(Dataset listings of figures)
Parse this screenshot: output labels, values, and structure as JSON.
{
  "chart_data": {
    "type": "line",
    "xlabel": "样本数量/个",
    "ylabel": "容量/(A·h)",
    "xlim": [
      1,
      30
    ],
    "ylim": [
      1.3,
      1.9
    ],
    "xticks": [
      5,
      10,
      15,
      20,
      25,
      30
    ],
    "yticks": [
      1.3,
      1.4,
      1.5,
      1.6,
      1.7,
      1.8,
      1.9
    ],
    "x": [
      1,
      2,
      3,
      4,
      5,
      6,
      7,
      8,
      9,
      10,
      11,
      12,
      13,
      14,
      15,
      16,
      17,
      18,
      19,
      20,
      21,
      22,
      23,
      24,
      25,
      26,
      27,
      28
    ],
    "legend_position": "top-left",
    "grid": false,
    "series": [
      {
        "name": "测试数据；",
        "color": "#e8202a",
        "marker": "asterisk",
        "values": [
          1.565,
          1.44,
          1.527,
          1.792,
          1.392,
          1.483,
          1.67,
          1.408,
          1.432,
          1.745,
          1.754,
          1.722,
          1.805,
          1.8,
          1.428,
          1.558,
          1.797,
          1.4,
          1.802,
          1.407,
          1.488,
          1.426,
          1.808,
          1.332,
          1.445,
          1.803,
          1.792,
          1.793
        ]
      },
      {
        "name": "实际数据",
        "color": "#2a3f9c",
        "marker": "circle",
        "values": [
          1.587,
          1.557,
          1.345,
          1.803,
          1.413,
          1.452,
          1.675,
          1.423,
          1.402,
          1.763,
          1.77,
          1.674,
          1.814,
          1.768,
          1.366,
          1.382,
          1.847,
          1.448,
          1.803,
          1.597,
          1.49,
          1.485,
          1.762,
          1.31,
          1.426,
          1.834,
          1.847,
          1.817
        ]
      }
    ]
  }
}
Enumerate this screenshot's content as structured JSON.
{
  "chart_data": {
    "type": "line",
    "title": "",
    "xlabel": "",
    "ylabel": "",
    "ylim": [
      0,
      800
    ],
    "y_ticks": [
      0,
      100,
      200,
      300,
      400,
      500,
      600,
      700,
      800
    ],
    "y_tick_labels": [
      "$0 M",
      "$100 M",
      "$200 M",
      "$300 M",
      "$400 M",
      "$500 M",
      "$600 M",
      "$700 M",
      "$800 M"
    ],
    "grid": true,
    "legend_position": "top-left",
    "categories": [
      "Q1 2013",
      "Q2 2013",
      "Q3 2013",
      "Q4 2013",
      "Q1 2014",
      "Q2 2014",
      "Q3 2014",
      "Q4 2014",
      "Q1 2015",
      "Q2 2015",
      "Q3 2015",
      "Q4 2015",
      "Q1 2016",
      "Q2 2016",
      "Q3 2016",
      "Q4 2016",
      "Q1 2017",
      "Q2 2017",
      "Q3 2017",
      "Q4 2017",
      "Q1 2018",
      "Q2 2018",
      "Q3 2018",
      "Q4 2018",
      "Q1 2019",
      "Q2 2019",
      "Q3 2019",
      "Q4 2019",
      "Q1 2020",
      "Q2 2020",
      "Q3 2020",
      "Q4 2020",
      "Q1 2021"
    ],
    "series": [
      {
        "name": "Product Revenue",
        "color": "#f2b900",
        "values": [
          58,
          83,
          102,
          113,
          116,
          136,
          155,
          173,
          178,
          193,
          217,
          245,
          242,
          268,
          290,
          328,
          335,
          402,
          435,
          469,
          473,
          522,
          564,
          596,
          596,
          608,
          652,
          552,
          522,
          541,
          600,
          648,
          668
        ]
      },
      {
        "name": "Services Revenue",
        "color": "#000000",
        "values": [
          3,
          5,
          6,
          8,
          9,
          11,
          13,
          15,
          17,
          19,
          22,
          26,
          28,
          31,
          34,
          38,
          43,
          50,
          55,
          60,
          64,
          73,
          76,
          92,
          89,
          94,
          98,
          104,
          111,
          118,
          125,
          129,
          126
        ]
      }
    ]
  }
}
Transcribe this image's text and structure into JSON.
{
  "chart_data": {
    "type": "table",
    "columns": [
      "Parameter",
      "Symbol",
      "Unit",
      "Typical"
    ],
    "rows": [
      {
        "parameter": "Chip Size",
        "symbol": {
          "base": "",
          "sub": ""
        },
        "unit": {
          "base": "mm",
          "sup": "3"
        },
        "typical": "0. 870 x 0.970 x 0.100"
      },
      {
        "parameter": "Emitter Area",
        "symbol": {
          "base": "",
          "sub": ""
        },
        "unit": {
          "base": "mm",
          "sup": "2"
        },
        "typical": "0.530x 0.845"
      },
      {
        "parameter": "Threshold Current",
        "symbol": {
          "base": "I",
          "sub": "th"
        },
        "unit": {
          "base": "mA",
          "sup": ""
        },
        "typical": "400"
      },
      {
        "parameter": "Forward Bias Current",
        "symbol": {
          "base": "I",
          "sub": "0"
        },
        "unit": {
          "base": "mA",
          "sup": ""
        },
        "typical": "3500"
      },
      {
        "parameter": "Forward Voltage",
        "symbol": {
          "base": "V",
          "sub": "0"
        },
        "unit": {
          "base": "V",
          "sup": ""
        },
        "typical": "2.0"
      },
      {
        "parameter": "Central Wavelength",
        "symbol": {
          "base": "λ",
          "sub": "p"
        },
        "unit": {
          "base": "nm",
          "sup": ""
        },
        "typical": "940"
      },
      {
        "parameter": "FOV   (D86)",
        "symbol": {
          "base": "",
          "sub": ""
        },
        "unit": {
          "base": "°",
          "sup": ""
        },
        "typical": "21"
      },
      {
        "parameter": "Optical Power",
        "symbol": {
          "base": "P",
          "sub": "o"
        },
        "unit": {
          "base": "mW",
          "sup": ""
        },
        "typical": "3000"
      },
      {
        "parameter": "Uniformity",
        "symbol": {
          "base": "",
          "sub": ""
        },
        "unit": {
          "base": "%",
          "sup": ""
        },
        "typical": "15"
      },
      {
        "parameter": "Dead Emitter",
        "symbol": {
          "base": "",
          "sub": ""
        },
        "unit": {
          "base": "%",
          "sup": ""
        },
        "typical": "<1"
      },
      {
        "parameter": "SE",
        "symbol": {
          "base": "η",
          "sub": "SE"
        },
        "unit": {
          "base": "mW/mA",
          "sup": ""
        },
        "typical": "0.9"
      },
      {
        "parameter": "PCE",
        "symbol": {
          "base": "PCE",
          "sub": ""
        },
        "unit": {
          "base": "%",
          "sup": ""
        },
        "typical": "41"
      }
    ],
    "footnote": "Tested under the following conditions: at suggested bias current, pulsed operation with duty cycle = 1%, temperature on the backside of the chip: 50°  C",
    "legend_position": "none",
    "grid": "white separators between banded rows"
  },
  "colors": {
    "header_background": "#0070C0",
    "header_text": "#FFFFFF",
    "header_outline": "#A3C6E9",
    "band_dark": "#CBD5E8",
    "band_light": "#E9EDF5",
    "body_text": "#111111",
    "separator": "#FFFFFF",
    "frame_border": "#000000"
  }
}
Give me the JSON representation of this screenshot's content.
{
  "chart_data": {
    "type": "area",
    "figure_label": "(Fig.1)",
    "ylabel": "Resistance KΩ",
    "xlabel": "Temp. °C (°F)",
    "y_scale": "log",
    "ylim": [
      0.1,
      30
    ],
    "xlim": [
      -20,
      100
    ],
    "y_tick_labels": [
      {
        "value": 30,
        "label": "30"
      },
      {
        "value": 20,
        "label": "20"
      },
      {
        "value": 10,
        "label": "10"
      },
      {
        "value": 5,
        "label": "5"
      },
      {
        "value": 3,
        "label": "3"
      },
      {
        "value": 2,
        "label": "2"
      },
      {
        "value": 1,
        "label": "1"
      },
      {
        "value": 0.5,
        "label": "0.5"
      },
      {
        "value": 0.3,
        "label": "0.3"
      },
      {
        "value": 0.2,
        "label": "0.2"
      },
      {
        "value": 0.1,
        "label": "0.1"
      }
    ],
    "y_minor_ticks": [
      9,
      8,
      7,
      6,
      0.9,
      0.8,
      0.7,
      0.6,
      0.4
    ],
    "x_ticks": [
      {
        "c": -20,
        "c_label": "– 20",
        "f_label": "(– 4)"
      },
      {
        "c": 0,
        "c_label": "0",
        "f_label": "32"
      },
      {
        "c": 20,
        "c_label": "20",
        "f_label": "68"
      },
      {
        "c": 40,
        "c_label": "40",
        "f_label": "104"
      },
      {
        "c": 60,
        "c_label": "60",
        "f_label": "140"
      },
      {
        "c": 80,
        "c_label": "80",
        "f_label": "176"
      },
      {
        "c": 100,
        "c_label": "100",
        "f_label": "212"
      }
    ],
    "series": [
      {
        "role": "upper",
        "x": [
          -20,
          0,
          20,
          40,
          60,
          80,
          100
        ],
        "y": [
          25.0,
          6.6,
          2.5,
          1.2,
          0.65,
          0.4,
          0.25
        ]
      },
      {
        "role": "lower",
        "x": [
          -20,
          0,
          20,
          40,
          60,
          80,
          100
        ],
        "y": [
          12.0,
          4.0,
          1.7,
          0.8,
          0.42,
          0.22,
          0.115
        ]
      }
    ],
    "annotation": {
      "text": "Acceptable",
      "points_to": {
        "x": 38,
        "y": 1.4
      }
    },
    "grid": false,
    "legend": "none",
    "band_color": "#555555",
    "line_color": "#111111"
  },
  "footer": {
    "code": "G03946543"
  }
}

== EXERCISE GOAL ==
Extract, from the listing above, every line where the string "this" occurs.

== CORRECT RESULT ==
Parse this screenshot: output labels, values, and structure as JSON.
Enumerate this screenshot's content as structured JSON.
Transcribe this image's text and structure into JSON.
Give me the JSON representation of this screenshot's content.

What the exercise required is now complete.